• What the task requires:
Print every line of the listing exactly, please.

• Materials provided:
════

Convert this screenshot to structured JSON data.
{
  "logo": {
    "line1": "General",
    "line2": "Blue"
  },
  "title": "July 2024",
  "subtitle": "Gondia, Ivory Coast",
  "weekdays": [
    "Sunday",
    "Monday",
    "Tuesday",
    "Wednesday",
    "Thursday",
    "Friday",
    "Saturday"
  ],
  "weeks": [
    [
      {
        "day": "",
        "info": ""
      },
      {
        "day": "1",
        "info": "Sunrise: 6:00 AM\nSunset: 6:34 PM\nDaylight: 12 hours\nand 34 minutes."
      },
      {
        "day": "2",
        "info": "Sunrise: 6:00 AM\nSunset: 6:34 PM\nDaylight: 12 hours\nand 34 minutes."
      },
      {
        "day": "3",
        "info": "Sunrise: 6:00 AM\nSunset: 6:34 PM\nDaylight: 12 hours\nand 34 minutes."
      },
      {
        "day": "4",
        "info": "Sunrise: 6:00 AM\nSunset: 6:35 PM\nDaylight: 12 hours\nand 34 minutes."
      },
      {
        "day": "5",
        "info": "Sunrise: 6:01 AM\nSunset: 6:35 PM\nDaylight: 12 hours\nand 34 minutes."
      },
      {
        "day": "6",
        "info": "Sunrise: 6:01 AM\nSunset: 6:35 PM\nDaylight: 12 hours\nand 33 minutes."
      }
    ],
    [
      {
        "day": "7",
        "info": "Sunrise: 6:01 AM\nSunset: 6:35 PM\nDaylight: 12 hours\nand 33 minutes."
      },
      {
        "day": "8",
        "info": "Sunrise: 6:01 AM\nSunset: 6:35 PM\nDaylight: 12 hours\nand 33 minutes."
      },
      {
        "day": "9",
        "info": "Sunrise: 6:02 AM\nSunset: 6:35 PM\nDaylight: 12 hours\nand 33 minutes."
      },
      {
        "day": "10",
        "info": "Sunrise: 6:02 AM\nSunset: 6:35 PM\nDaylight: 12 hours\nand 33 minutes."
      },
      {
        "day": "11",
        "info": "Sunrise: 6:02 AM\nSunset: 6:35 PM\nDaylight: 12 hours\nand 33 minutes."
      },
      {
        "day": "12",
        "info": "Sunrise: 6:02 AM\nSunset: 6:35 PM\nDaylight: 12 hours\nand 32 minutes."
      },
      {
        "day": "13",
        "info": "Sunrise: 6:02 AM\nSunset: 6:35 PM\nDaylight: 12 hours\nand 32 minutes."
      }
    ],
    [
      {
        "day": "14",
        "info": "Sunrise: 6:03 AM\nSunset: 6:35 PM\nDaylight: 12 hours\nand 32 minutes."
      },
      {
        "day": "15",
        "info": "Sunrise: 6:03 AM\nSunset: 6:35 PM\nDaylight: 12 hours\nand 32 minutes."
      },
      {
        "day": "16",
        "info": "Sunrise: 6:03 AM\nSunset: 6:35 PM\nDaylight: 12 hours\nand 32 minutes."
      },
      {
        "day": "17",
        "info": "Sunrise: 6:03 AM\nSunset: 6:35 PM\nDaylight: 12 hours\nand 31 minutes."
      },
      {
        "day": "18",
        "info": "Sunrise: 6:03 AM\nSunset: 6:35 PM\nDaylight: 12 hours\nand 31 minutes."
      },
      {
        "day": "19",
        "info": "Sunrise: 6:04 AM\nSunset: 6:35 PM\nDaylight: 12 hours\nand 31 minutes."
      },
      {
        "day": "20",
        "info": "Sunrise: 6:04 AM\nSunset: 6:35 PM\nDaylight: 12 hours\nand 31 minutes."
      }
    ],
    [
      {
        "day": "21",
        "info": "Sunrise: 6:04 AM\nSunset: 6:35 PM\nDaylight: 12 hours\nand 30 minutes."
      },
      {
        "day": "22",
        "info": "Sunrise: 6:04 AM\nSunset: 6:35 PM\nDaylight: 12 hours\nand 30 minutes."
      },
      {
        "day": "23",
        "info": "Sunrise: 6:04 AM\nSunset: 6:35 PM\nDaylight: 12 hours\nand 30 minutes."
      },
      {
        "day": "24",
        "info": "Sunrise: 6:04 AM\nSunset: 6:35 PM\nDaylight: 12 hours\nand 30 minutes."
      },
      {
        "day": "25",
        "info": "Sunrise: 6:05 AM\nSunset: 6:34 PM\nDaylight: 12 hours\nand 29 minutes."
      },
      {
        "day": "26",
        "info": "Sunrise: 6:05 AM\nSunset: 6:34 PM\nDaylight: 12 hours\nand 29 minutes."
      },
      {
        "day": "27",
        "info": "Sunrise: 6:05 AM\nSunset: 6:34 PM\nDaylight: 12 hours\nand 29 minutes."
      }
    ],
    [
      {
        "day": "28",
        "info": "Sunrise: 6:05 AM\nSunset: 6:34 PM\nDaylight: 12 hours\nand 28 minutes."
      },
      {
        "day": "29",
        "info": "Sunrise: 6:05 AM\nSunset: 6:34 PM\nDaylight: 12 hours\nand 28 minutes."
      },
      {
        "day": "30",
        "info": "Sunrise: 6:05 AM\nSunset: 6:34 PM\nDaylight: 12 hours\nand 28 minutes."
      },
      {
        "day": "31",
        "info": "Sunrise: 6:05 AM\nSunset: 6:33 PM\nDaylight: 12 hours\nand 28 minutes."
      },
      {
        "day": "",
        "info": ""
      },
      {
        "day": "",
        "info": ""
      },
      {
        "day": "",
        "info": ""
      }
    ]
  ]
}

════

• Task output:
Convert this screenshot to structured JSON data.
{
  "logo": {
    "line1": "General",
    "line2": "Blue"
  },
  "title": "July 2024",
  "subtitle": "Gondia, Ivory Coast",
  "weekdays": [
    "Sunday",
    "Monday",
    "Tuesday",
    "Wednesday",
    "Thursday",
    "Friday",
    "Saturday"
  ],
  "weeks": [
    [
      {
        "day": "",
        "info": ""
      },
      {
        "day": "1",
        "info": "Sunrise: 6:00 AM\nSunset: 6:34 PM\nDaylight: 12 hours\nand 34 minutes."
      },
      {
        "day": "2",
        "info": "Sunrise: 6:00 AM\nSunset: 6:34 PM\nDaylight: 12 hours\nand 34 minutes."
      },
      {
        "day": "3",
        "info": "Sunrise: 6:00 AM\nSunset: 6:34 PM\nDaylight: 12 hours\nand 34 minutes."
      },
      {
        "day": "4",
        "info": "Sunrise: 6:00 AM\nSunset: 6:35 PM\nDaylight: 12 hours\nand 34 minutes."
      },
      {
        "day": "5",
        "info": "Sunrise: 6:01 AM\nSunset: 6:35 PM\nDaylight: 12 hours\nand 34 minutes."
      },
      {
        "day": "6",
        "info": "Sunrise: 6:01 AM\nSunset: 6:35 PM\nDaylight: 12 hours\nand 33 minutes."
      }
    ],
    [
      {
        "day": "7",
        "info": "Sunrise: 6:01 AM\nSunset: 6:35 PM\nDaylight: 12 hours\nand 33 minutes."
      },
      {
        "day": "8",
        "info": "Sunrise: 6:01 AM\nSunset: 6:35 PM\nDaylight: 12 hours\nand 33 minutes."
      },
      {
        "day": "9",
        "info": "Sunrise: 6:02 AM\nSunset: 6:35 PM\nDaylight: 12 hours\nand 33 minutes."
      },
      {
        "day": "10",
        "info": "Sunrise: 6:02 AM\nSunset: 6:35 PM\nDaylight: 12 hours\nand 33 minutes."
      },
      {
        "day": "11",
        "info": "Sunrise: 6:02 AM\nSunset: 6:35 PM\nDaylight: 12 hours\nand 33 minutes."
      },
      {
        "day": "12",
        "info": "Sunrise: 6:02 AM\nSunset: 6:35 PM\nDaylight: 12 hours\nand 32 minutes."
      },
      {
        "day": "13",
        "info": "Sunrise: 6:02 AM\nSunset: 6:35 PM\nDaylight: 12 hours\nand 32 minutes."
      }
    ],
    [
      {
        "day": "14",
        "info": "Sunrise: 6:03 AM\nSunset: 6:35 PM\nDaylight: 12 hours\nand 32 minutes."
      },
      {
        "day": "15",
        "info": "Sunrise: 6:03 AM\nSunset: 6:35 PM\nDaylight: 12 hours\nand 32 minutes."
      },
      {
        "day": "16",
        "info": "Sunrise: 6:03 AM\nSunset: 6:35 PM\nDaylight: 12 hours\nand 32 minutes."
      },
      {
        "day": "17",
        "info": "Sunrise: 6:03 AM\nSunset: 6:35 PM\nDaylight: 12 hours\nand 31 minutes."
      },
      {
        "day": "18",
        "info": "Sunrise: 6:03 AM\nSunset: 6:35 PM\nDaylight: 12 hours\nand 31 minutes."
      },
      {
        "day": "19",
        "info": "Sunrise: 6:04 AM\nSunset: 6:35 PM\nDaylight: 12 hours\nand 31 minutes."
      },
      {
        "day": "20",
        "info": "Sunrise: 6:04 AM\nSunset: 6:35 PM\nDaylight: 12 hours\nand 31 minutes."
      }
    ],
    [
      {
        "day": "21",
        "info": "Sunrise: 6:04 AM\nSunset: 6:35 PM\nDaylight: 12 hours\nand 30 minutes."
      },
      {
        "day": "22",
        "info": "Sunrise: 6:04 AM\nSunset: 6:35 PM\nDaylight: 12 hours\nand 30 minutes."
      },
      {
        "day": "23",
        "info": "Sunrise: 6:04 AM\nSunset: 6:35 PM\nDaylight: 12 hours\nand 30 minutes."
      },
      {
        "day": "24",
        "info": "Sunrise: 6:04 AM\nSunset: 6:35 PM\nDaylight: 12 hours\nand 30 minutes."
      },
      {
        "day": "25",
        "info": "Sunrise: 6:05 AM\nSunset: 6:34 PM\nDaylight: 12 hours\nand 29 minutes."
      },
      {
        "day": "26",
        "info": "Sunrise: 6:05 AM\nSunset: 6:34 PM\nDaylight: 12 hours\nand 29 minutes."
      },
      {
        "day": "27",
        "info": "Sunrise: 6:05 AM\nSunset: 6:34 PM\nDaylight: 12 hours\nand 29 minutes."
      }
    ],
    [
      {
        "day": "28",
        "info": "Sunrise: 6:05 AM\nSunset: 6:34 PM\nDaylight: 12 hours\nand 28 minutes."
      },
      {
        "day": "29",
        "info": "Sunrise: 6:05 AM\nSunset: 6:34 PM\nDaylight: 12 hours\nand 28 minutes."
      },
      {
        "day": "30",
        "info": "Sunrise: 6:05 AM\nSunset: 6:34 PM\nDaylight: 12 hours\nand 28 minutes."
      },
      {
        "day": "31",
        "info": "Sunrise: 6:05 AM\nSunset: 6:33 PM\nDaylight: 12 hours\nand 28 minutes."
      },
      {
        "day": "",
        "info": ""
      },
      {
        "day": "",
        "info": ""
      },
      {
        "day": "",
        "info": ""
      }
    ]
  ]
}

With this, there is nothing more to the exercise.